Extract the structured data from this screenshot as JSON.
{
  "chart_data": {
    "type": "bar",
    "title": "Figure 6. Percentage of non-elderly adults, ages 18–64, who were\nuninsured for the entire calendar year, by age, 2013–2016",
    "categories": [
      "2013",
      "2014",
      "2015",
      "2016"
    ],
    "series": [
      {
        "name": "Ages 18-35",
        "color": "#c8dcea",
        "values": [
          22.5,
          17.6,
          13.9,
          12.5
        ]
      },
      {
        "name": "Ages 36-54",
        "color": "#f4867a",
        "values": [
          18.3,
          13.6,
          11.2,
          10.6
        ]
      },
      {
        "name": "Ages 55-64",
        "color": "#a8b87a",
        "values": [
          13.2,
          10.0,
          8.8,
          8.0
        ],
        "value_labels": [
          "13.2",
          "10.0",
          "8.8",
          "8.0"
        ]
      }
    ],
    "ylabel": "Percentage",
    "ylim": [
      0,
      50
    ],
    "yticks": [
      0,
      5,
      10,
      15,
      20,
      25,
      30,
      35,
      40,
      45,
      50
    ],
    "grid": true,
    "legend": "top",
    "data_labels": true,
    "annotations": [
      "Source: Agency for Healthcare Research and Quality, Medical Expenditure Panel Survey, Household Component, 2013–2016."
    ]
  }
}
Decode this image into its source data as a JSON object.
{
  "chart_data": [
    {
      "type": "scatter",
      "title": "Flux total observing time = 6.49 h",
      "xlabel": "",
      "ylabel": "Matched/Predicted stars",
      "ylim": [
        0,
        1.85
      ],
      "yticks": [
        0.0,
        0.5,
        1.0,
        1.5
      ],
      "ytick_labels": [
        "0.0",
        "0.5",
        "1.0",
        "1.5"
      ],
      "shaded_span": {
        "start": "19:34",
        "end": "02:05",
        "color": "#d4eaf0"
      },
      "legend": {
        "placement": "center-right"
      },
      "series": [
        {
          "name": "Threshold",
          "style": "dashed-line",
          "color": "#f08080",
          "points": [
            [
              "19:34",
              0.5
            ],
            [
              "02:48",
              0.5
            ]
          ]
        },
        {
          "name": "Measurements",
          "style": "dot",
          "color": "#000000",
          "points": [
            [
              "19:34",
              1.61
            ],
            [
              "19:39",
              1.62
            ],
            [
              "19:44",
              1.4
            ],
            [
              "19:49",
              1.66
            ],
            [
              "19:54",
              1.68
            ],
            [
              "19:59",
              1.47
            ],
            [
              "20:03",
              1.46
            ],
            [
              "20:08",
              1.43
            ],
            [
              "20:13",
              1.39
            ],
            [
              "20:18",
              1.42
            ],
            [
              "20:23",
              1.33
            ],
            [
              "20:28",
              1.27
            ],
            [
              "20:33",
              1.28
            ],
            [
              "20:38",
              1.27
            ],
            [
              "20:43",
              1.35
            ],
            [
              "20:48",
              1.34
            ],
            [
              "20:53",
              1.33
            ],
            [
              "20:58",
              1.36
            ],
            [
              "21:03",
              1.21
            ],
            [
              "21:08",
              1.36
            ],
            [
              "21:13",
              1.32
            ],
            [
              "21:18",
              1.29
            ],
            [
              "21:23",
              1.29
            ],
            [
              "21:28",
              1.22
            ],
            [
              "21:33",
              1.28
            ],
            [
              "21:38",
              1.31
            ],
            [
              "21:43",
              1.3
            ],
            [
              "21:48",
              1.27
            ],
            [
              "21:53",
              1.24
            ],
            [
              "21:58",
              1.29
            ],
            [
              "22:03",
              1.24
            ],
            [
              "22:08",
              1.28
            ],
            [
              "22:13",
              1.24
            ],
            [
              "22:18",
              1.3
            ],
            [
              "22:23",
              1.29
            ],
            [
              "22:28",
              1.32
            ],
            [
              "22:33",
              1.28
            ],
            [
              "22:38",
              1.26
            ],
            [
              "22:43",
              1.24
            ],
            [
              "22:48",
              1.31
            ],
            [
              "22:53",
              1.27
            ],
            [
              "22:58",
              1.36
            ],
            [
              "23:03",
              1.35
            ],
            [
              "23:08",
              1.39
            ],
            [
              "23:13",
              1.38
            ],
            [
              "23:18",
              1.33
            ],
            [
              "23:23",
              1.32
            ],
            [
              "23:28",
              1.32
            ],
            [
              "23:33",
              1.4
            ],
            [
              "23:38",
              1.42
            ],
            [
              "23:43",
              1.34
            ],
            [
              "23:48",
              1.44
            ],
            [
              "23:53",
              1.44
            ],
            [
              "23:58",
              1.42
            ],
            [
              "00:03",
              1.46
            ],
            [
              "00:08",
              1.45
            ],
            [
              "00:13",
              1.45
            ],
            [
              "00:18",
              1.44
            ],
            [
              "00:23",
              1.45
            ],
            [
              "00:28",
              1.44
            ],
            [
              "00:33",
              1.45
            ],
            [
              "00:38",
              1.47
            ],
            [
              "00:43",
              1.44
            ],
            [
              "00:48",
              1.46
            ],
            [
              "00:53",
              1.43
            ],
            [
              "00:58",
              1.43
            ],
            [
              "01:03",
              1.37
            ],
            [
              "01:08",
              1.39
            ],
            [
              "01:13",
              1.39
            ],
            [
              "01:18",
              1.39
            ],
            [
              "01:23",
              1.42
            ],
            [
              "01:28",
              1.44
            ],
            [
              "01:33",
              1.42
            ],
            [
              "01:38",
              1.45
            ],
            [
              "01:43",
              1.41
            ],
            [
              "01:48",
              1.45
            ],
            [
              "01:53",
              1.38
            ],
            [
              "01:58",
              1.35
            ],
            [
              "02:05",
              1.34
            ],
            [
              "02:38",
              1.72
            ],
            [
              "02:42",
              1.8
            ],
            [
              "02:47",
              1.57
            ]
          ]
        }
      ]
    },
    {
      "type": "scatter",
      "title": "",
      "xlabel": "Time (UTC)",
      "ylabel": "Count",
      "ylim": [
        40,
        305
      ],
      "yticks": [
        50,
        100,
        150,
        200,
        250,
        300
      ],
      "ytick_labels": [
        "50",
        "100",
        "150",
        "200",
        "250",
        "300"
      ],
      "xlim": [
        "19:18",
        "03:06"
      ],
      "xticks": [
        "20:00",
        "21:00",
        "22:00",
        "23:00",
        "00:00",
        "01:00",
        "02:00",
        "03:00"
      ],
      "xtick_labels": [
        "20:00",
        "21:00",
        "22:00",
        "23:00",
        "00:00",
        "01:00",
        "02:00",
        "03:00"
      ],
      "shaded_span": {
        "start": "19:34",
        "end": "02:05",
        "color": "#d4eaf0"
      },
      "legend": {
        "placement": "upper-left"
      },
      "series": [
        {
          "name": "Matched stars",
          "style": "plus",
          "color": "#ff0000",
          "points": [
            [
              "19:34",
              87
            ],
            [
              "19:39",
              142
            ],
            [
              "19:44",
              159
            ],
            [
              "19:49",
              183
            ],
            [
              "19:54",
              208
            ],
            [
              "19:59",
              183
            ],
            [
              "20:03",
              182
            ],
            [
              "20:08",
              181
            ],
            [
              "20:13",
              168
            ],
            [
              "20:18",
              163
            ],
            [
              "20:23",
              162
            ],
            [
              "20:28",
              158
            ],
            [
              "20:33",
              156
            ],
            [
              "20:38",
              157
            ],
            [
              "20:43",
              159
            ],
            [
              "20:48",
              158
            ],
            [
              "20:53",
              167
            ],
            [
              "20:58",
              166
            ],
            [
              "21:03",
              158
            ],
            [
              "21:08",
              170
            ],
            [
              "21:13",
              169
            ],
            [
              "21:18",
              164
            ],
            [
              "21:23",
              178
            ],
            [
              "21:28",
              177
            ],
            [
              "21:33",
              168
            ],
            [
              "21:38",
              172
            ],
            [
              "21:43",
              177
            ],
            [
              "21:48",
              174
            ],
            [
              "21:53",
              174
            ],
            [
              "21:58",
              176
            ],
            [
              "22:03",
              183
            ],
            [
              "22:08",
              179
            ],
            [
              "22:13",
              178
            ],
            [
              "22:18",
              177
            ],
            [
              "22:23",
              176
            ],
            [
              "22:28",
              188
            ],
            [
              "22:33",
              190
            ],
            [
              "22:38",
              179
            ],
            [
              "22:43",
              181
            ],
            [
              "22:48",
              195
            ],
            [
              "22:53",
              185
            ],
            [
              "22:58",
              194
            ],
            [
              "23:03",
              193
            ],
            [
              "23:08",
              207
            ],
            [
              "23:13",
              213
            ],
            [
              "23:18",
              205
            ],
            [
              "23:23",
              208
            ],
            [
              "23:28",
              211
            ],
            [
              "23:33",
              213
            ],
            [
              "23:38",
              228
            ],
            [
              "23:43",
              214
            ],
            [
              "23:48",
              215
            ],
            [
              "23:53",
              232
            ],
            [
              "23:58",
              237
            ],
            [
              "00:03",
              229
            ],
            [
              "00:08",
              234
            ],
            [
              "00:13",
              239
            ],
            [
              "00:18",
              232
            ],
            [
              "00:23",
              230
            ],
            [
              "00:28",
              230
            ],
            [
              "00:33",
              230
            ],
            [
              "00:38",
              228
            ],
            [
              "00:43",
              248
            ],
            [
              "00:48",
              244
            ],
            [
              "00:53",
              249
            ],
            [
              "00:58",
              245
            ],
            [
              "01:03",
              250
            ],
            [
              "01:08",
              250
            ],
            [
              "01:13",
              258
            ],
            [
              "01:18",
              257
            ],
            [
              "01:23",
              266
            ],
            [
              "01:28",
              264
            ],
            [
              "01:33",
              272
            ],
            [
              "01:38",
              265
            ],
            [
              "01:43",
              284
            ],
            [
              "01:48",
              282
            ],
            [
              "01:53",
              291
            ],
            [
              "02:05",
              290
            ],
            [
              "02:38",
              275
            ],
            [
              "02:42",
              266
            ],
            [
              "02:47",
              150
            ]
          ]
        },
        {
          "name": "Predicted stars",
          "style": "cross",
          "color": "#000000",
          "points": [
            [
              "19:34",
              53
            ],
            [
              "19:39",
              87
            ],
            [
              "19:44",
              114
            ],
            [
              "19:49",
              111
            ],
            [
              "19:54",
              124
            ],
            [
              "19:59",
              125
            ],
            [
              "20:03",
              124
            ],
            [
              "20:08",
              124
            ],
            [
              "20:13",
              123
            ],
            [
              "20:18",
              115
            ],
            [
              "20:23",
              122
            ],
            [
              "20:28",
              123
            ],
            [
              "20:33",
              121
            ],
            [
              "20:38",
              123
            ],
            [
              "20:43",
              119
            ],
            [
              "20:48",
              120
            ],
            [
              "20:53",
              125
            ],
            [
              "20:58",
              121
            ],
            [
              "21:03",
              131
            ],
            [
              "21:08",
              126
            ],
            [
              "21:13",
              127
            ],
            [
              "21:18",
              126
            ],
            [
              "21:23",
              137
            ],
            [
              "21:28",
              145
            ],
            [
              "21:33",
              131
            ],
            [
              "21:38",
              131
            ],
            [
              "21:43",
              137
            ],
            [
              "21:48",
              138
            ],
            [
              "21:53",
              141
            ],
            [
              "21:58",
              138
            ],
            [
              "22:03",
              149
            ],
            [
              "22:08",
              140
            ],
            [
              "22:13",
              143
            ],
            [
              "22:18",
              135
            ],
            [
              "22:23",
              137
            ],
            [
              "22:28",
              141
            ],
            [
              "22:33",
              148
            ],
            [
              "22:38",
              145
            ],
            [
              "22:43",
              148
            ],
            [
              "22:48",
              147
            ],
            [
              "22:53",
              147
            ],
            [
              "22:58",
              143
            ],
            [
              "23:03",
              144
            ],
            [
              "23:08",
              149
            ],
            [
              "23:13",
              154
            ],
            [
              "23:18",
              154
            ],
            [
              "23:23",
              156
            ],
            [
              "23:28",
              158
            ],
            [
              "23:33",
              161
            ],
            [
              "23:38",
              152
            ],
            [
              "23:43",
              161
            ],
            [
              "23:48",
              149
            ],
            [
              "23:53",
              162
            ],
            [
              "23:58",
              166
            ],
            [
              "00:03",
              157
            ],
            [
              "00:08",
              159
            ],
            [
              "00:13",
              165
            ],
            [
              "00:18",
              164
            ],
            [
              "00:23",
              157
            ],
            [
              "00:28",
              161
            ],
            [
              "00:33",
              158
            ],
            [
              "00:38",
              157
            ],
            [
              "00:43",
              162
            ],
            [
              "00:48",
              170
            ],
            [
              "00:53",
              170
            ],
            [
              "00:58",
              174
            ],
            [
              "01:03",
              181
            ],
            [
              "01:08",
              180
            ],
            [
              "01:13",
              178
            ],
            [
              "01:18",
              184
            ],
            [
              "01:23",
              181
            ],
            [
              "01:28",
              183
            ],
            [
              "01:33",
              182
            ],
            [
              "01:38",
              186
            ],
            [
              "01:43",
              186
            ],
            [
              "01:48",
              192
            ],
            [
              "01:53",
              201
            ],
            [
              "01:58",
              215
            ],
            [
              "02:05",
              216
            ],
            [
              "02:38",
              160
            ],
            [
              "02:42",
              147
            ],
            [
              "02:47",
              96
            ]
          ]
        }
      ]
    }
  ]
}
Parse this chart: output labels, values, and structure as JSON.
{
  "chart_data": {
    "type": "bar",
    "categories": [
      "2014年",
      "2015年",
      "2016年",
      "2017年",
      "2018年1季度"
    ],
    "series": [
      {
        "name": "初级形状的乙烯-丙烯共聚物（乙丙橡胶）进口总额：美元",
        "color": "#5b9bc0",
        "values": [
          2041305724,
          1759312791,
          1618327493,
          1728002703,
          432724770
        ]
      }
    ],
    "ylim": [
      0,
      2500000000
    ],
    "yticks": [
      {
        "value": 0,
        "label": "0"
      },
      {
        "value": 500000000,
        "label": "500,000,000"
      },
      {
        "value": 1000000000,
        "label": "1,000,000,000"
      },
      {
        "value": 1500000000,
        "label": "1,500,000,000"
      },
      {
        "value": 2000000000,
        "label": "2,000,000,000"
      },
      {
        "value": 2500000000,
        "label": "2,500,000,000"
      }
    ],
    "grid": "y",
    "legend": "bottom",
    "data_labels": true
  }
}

## [EXERCISE OBJECTIVE]
Quote the line that contains "Parse this chart: output" and each line after it through the end of the data, exactly, leaving out everything else.

## [RESPONSE TO THIS EXERCISE]
Parse this chart: output labels, values, and structure as JSON.
{
  "chart_data": {
    "type": "bar",
    "categories": [
      "2014年",
      "2015年",
      "2016年",
      "2017年",
      "2018年1季度"
    ],
    "series": [
      {
        "name": "初级形状的乙烯-丙烯共聚物（乙丙橡胶）进口总额：美元",
        "color": "#5b9bc0",
        "values": [
          2041305724,
          1759312791,
          1618327493,
          1728002703,
          432724770
        ]
      }
    ],
    "ylim": [
      0,
      2500000000
    ],
    "yticks": [
      {
        "value": 0,
        "label": "0"
      },
      {
        "value": 500000000,
        "label": "500,000,000"
      },
      {
        "value": 1000000000,
        "label": "1,000,000,000"
      },
      {
        "value": 1500000000,
        "label": "1,500,000,000"
      },
      {
        "value": 2000000000,
        "label": "2,000,000,000"
      },
      {
        "value": 2500000000,
        "label": "2,500,000,000"
      }
    ],
    "grid": "y",
    "legend": "bottom",
    "data_labels": true
  }
}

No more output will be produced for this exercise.